▶ **Document excerpt**
The time for discovery and development of a new molecule entity (NME) has gone from approximately 4 years in the 60's to 14 years now !

Roberta Cuel, Univ trento, Italy Semantic web technology RoadMap

Knowledge Web talk ...

Stéphane Guérillot, AFP, France News Agency needs : XML News

Use of Semantic Web technologies at AFP.
A News Agency is a Content Provider. It could be for general news, specialized, national perspective, international coverage, different media, etc. AFP is one of the 3 worldwide news agencies. Work in different languages (French, English, German, Spanish, Portuguese, and Arabic). Work daily, 1200 journalists, 200 photo-reporters, and 2000 stringers in 165 countries. Provide text, photos and videos.

Facts: we are all under a huge flow of information, more difficult for professionals, a jungle for the layman (archives = 7M news stories per managed languages).
IPTC: founded in 1965. Standards are: NITF, IIM, NewsML, SportsML, NewsCodes
Link IPTC / W3C ? Is it us ?

Use of IPTC latest standards for our multimedia standards but: THIS IS NOT ENOUGH! We need new tools to automate this enrichment in a new environment by implementing automatic taxonomy, ontology and pre-indexing.
Challenge: A News Agency's buisnes has changed today to: adding value to content and deliver to customers personalized and contextualized content.
Objectives: search (active mode), alerts (passive mode), browse (interactive mode) ! Cluster text-photo for a specific event, improve access to archives, etc.
Current problems: full text search = too noisy; sort/rating = inefficient; multi-criteria: not mastered; keyword based. They would like to have Semantic Navigation ! Ex: how to get the story and the associated images/illustrations/videos associated for a particular event ? Rely on the caption is not enough!

Current search parameters:

Subjects = concepts
Themes = IPTC News Codes
Named entities: Persons, Organizations, Locations, Events, Work, Places
Named entities in 1300 themes, 5000 organizations, 230000 Persons, etc. No links between them!

They have developped a small ontology between the 5 top concepts: person, location, organization, event, work.
Conclusion: traditional "push content" from the news provider to the customers is replaced by interactive push/pull services: customers select and retrieve what they need. Have to implement those our features on our different Media, but requirements for multi-media news make things difficult! Semantics is a maze, we need HELP ! Don't forget, journalists have to work to produce these news services AND the key will be in the links between NewsItems of the same nature or of different nature leading to Multimedia content management as early as possible in the prodcution chain.

Question: what tools do you use ? Internal developped tools, that allow to manually annotate the news stories used by journalists.

▶ **Material for this task**
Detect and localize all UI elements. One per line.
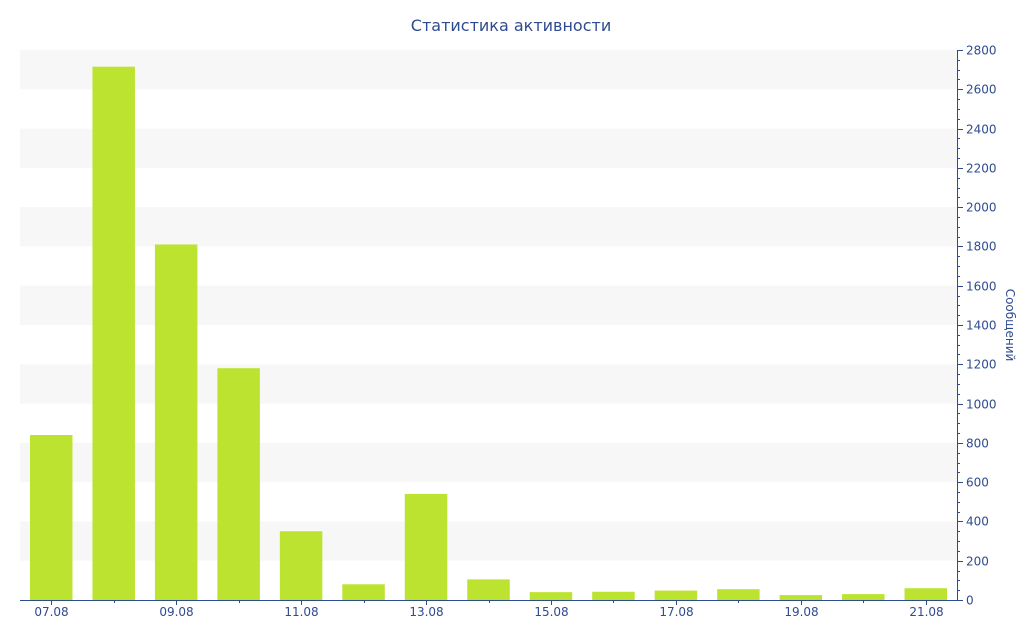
bar-15.08 — [529, 592, 573, 600]
bar-18.08 — [717, 589, 760, 600]
y-tick-label: 600 — [966, 476, 989, 490]
bars — [29, 66, 948, 601]
x-tick-label: 07.08 — [34, 605, 68, 619]
x-tick-label: 15.08 — [534, 605, 568, 619]
bar-09.08 — [154, 244, 198, 600]
bar-16.08 — [592, 591, 635, 600]
x-tick-label: 17.08 — [659, 605, 693, 619]
grid-band — [20, 50, 957, 90]
y-tick-label: 1000 — [966, 398, 997, 412]
bar-19.08 — [779, 595, 823, 600]
x-tick-label: 09.08 — [159, 605, 193, 619]
x-tick-label: 19.08 — [784, 605, 818, 619]
bar-14.08 — [467, 579, 510, 600]
y-tick-label: 0 — [966, 594, 974, 608]
bar-10.08 — [217, 368, 260, 600]
bar-12.08 — [342, 584, 385, 600]
bar-11.08 — [279, 531, 323, 600]
x-tick-label: 13.08 — [409, 605, 443, 619]
x-tick-label: 11.08 — [284, 605, 318, 619]
y-axis-label: Сообщений — [1003, 289, 1017, 362]
y-tick-label: 200 — [966, 555, 989, 569]
grid-bands — [20, 50, 957, 561]
bar-17.08 — [654, 590, 698, 600]
x-tick-label: 21.08 — [909, 605, 943, 619]
x-axis-ticks: 07.08 09.08 11.08 13.08 15.08 17.08 19.08 21.08 — [34, 600, 944, 619]
y-axis-ticks: 0 200 400 600 800 1000 1200 1400 1600 1800 2000 220… — [957, 44, 997, 608]
bar-13.08 — [404, 493, 448, 600]
bar-21.08 — [904, 588, 948, 600]
grid-band — [20, 128, 957, 168]
y-tick-label: 800 — [966, 437, 989, 451]
y-tick-label: 1400 — [966, 319, 997, 333]
y-tick-label: 2800 — [966, 44, 997, 58]
grid-band — [20, 207, 957, 247]
bar-08.08 — [92, 66, 135, 601]
y-tick-label: 1600 — [966, 280, 997, 294]
y-tick-label: 2000 — [966, 201, 997, 215]
chart-title: Статистика активности — [411, 16, 611, 35]
y-tick-label: 1200 — [966, 358, 997, 372]
y-tick-label: 2400 — [966, 123, 997, 137]
y-tick-label: 2200 — [966, 162, 997, 176]
y-tick-label: 1800 — [966, 240, 997, 254]
y-tick-label: 2600 — [966, 83, 997, 97]
y-tick-label: 400 — [966, 515, 989, 529]
bar-07.08 — [29, 435, 73, 600]
bar-20.08 — [842, 594, 885, 600]
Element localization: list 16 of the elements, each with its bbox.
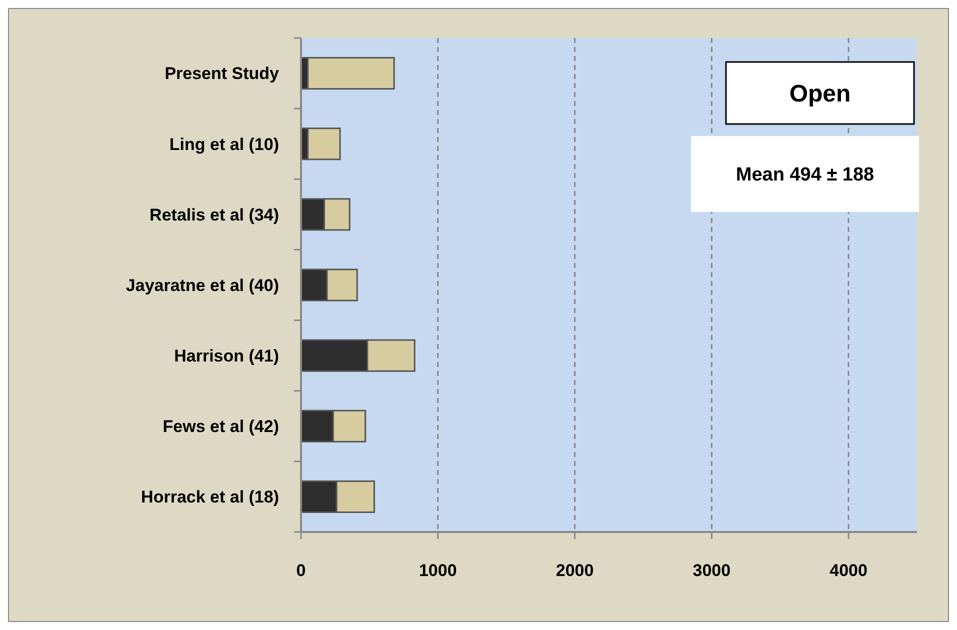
- label-box: Mean 494 ± 188: [691, 136, 919, 212]
- annotation: Open: [789, 80, 851, 108]
- x-tick-label: 0: [296, 561, 306, 580]
- y-tick-label: Retalis et al (34): [150, 205, 279, 224]
- y-tick-label: Jayaratne et al (40): [126, 276, 279, 295]
- x-tick-label: 1000: [418, 561, 457, 580]
- y-tick-label: Harrison (41): [174, 346, 279, 366]
- y-tick-label: Present Study: [164, 64, 280, 84]
- x-tick-label: 2000: [556, 561, 594, 580]
- annotation: Mean 494 ± 188: [736, 164, 874, 186]
- y-tick-label: Horrack et al (18): [141, 488, 279, 507]
- y-tick-label: Fews et al (42): [162, 417, 279, 436]
- y-tick-label: Ling et al (10): [169, 134, 279, 154]
- x-tick-label: 3000: [692, 561, 731, 580]
- label-box: Open: [725, 61, 915, 125]
- x-tick-label: 4000: [830, 561, 868, 580]
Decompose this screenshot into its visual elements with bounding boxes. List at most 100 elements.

▶ **Exercise instructions**
**a)** In the notes on Semantic Web use at AFP, change "photo-reporters" to "photographers" and give the passage again, starting at "Roberta Cuel, Univ" and ending at "per managed languages).".
**b)** Repeat the entries word for word, starting at the line containing "- label-box: Mean" and ending at the last line of the entries.

▶ **Responses for each task**
**a)**
Roberta Cuel, Univ trento, Italy Semantic web technology RoadMap

Knowledge Web talk ...

Stéphane Guérillot, AFP, France News Agency needs : XML News

Use of Semantic Web technologies at AFP.
A News Agency is a Content Provider. It could be for general news, specialized, national perspective, international coverage, different media, etc. AFP is one of the 3 worldwide news agencies. Work in different languages (French, English, German, Spanish, Portuguese, and Arabic). Work daily, 1200 journalists, 200 photographers, and 2000 stringers in 165 countries. Provide text, photos and videos.

Facts: we are all under a huge flow of information, more difficult for professionals, a jungle for the layman (archives = 7M news stories per managed languages).

**b)**
- label-box: Mean 494 ± 188: [691, 136, 919, 212]
- annotation: Open: [789, 80, 851, 108]
- x-tick-label: 0: [296, 561, 306, 580]
- y-tick-label: Retalis et al (34): [150, 205, 279, 224]
- y-tick-label: Jayaratne et al (40): [126, 276, 279, 295]
- x-tick-label: 1000: [418, 561, 457, 580]
- y-tick-label: Harrison (41): [174, 346, 279, 366]
- y-tick-label: Present Study: [164, 64, 280, 84]
- x-tick-label: 2000: [556, 561, 594, 580]
- annotation: Mean 494 ± 188: [736, 164, 874, 186]
- y-tick-label: Horrack et al (18): [141, 488, 279, 507]
- y-tick-label: Fews et al (42): [162, 417, 279, 436]
- y-tick-label: Ling et al (10): [169, 134, 279, 154]
- x-tick-label: 3000: [692, 561, 731, 580]
- label-box: Open: [725, 61, 915, 125]
- x-tick-label: 4000: [830, 561, 868, 580]
Decompose this screenshot into its visual elements with bounding boxes. List at most 100 elements.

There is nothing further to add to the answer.